[start]

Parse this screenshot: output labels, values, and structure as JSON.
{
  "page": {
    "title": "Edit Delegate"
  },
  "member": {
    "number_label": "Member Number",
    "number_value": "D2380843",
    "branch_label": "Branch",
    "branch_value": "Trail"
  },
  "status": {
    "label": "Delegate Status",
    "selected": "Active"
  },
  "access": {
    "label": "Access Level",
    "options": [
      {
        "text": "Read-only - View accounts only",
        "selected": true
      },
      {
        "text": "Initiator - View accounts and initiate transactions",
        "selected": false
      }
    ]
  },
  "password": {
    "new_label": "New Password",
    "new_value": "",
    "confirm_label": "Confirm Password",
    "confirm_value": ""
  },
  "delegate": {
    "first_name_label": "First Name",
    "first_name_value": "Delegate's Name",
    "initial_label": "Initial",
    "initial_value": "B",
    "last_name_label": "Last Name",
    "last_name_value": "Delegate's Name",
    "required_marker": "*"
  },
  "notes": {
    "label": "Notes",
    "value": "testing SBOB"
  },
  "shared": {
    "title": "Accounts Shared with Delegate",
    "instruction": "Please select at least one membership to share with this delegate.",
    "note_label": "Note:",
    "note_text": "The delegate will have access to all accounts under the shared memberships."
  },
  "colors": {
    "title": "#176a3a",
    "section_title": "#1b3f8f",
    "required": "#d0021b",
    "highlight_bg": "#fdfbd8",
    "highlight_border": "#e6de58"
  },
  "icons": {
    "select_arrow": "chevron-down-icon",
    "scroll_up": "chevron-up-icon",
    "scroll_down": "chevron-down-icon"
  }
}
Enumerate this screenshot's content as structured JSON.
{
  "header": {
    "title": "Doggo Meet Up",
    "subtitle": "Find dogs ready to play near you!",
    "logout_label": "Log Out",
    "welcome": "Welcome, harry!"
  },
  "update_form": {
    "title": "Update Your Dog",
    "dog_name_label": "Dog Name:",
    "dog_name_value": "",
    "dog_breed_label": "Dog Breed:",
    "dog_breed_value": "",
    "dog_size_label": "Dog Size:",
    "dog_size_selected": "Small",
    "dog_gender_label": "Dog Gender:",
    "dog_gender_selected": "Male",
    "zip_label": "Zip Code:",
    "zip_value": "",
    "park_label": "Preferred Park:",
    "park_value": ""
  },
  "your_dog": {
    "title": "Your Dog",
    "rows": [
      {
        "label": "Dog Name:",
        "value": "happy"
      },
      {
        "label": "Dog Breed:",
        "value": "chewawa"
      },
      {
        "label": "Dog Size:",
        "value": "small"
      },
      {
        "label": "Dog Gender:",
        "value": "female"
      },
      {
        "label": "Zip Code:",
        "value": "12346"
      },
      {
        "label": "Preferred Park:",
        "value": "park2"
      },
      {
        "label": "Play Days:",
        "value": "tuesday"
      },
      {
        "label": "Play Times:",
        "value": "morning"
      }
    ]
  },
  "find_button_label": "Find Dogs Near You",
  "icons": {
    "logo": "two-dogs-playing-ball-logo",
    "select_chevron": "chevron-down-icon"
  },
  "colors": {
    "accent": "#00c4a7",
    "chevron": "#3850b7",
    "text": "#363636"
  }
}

[end]
[start]

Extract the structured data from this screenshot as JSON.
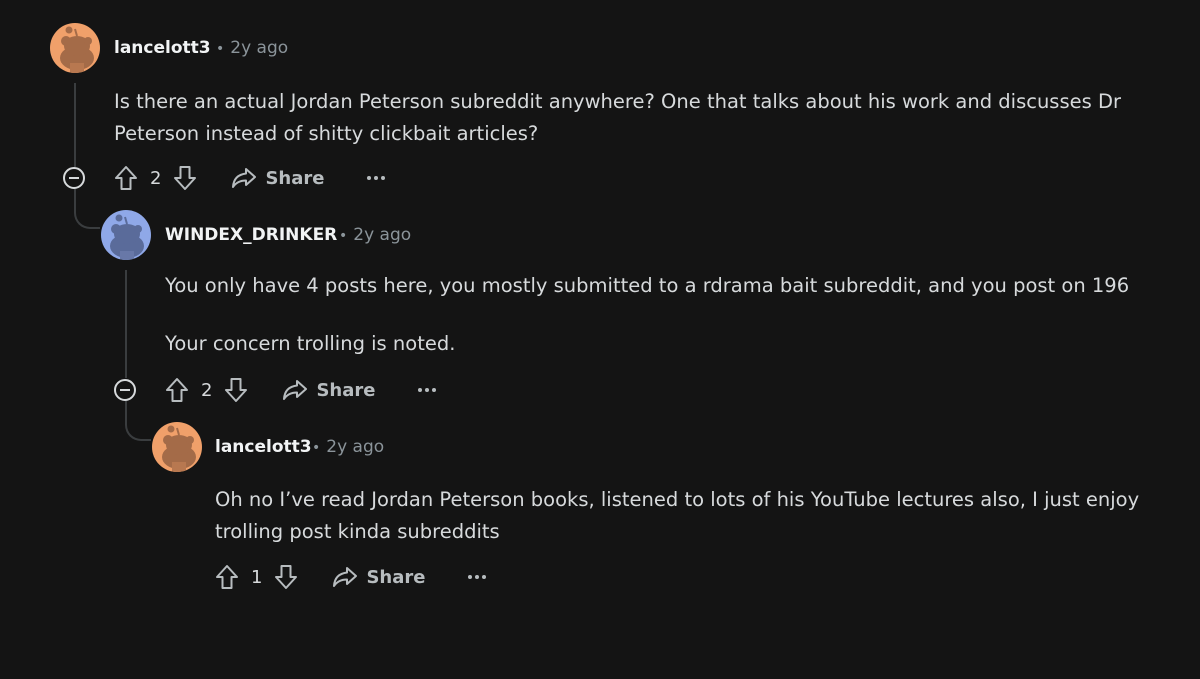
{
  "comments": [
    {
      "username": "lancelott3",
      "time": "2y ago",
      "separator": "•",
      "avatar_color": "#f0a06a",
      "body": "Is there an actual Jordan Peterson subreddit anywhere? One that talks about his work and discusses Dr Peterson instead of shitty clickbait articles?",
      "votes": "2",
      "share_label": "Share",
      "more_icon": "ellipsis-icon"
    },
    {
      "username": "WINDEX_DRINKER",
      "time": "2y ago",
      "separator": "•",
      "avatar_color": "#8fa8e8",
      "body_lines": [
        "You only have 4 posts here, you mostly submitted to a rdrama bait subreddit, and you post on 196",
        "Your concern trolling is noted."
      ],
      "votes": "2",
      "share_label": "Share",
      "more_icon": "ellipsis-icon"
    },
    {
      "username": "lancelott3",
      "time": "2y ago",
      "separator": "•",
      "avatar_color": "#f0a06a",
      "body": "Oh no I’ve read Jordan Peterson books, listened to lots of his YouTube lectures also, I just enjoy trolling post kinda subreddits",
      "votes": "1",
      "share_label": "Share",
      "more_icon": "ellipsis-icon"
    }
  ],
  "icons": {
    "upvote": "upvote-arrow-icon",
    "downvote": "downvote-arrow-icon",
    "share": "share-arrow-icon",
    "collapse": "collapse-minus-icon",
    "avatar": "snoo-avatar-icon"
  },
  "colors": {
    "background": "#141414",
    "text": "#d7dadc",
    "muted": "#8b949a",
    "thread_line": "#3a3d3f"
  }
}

[end]
[start]

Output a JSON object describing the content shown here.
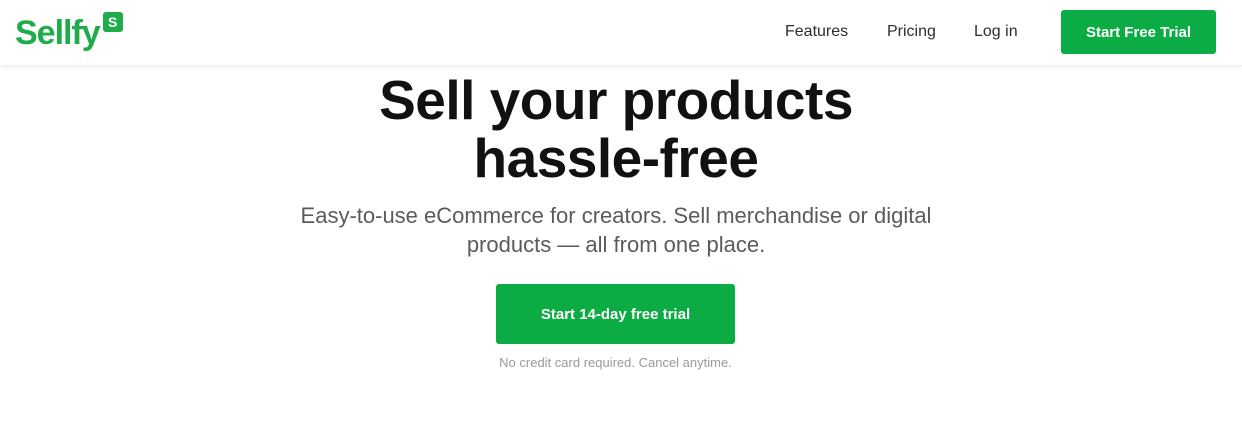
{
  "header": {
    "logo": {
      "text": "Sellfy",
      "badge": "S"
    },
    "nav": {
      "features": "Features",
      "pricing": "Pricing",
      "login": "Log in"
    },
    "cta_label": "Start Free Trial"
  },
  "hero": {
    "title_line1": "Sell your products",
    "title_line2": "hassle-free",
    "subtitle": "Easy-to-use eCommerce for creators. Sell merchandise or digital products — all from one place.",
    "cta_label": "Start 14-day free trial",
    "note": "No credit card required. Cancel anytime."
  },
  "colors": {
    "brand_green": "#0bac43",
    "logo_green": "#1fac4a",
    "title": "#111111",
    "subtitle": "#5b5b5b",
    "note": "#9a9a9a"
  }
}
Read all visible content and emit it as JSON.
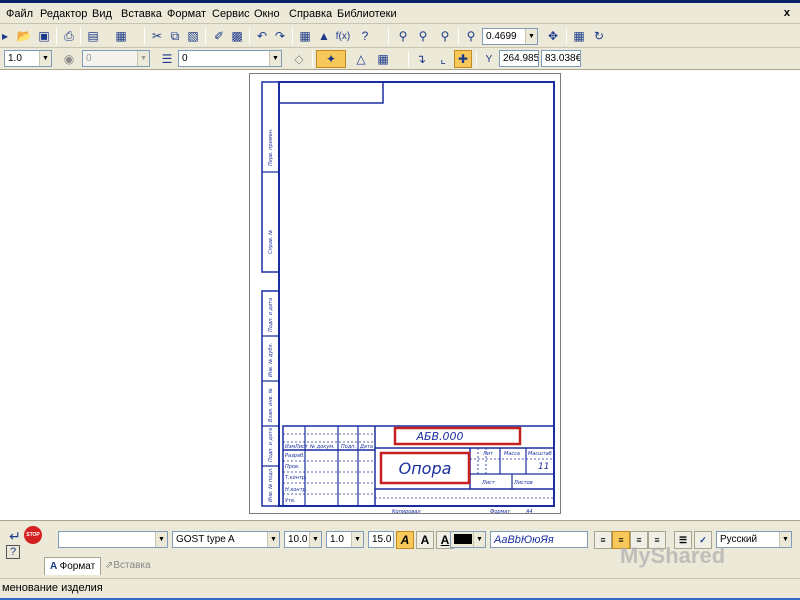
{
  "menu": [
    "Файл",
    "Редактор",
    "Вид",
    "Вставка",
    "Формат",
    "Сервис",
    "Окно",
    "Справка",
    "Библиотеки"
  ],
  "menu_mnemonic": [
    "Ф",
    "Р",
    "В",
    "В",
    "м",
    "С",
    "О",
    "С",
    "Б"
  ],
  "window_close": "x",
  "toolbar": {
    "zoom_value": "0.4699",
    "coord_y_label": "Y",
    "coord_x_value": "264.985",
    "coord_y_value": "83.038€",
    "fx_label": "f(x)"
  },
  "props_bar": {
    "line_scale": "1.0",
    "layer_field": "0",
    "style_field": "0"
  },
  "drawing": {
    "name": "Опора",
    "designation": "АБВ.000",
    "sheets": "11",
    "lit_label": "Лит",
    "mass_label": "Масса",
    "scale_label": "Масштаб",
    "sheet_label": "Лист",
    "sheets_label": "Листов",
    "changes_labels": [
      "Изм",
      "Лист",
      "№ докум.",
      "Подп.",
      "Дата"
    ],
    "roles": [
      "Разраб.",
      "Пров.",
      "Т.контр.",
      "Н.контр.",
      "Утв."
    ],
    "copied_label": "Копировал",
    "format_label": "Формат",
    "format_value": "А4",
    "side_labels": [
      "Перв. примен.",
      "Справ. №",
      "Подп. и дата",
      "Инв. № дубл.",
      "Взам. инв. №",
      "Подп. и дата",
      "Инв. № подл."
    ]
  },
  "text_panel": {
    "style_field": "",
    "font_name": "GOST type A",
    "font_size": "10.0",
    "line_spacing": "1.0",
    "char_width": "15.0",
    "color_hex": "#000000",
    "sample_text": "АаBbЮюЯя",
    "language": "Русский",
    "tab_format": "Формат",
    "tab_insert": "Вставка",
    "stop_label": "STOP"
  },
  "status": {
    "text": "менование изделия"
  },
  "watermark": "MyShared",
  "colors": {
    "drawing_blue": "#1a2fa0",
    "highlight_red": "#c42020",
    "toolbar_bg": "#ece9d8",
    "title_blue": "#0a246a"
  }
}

[end]

Check each line of the listing above for the string "Find", then report only how many lines have it.

2